◆ **Raw data**:
★ ★ ★ ★ ★
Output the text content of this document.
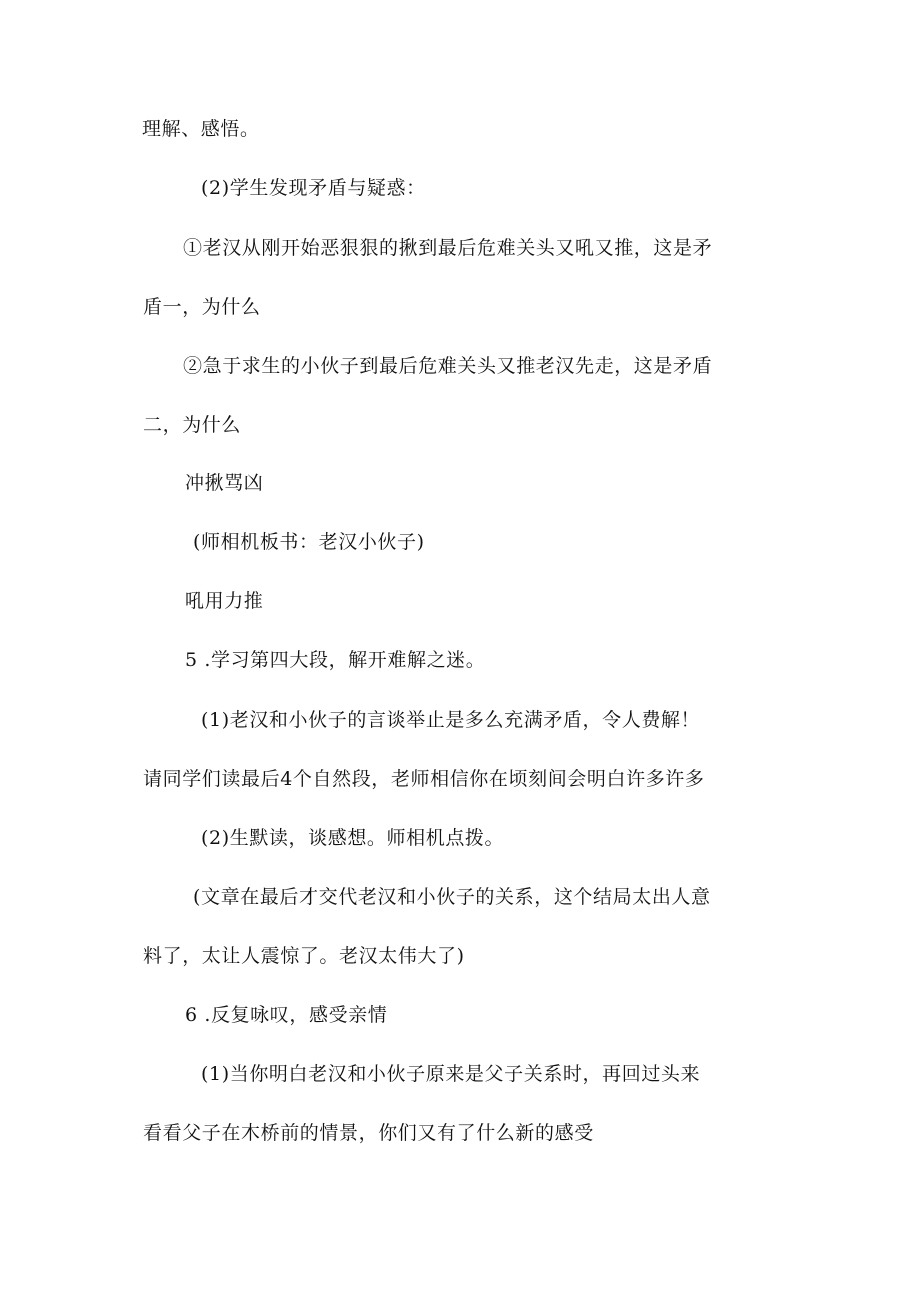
理解、感悟。
(2)学生发现矛盾与疑惑：
①老汉从刚开始恶狠狠的揪到最后危难关头又吼又推，这是矛
盾一，为什么
②急于求生的小伙子到最后危难关头又推老汉先走，这是矛盾
二，为什么
冲揪骂凶
(师相机板书：老汉小伙子)
吼用力推
5 .学习第四大段，解开难解之迷。
(1)老汉和小伙子的言谈举止是多么充满矛盾，令人费解！
请同学们读最后4个自然段，老师相信你在顷刻间会明白许多许多
(2)生默读，谈感想。师相机点拨。
(文章在最后才交代老汉和小伙子的关系，这个结局太出人意
料了，太让人震惊了。老汉太伟大了)
6 .反复咏叹，感受亲情
(1)当你明白老汉和小伙子原来是父子关系时，再回过头来
看看父子在木桥前的情景，你们又有了什么新的感受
★ ★ ★ ★ ★
◆ **Directive**: Write out the listing above exactly as it stands, pictures excluded.

◆ **Output of the exercise**:
Output the text content of this document.
理解、感悟。
(2)学生发现矛盾与疑惑：
①老汉从刚开始恶狠狠的揪到最后危难关头又吼又推，这是矛
盾一，为什么
②急于求生的小伙子到最后危难关头又推老汉先走，这是矛盾
二，为什么
冲揪骂凶
(师相机板书：老汉小伙子)
吼用力推
5 .学习第四大段，解开难解之迷。
(1)老汉和小伙子的言谈举止是多么充满矛盾，令人费解！
请同学们读最后4个自然段，老师相信你在顷刻间会明白许多许多
(2)生默读，谈感想。师相机点拨。
(文章在最后才交代老汉和小伙子的关系，这个结局太出人意
料了，太让人震惊了。老汉太伟大了)
6 .反复咏叹，感受亲情
(1)当你明白老汉和小伙子原来是父子关系时，再回过头来
看看父子在木桥前的情景，你们又有了什么新的感受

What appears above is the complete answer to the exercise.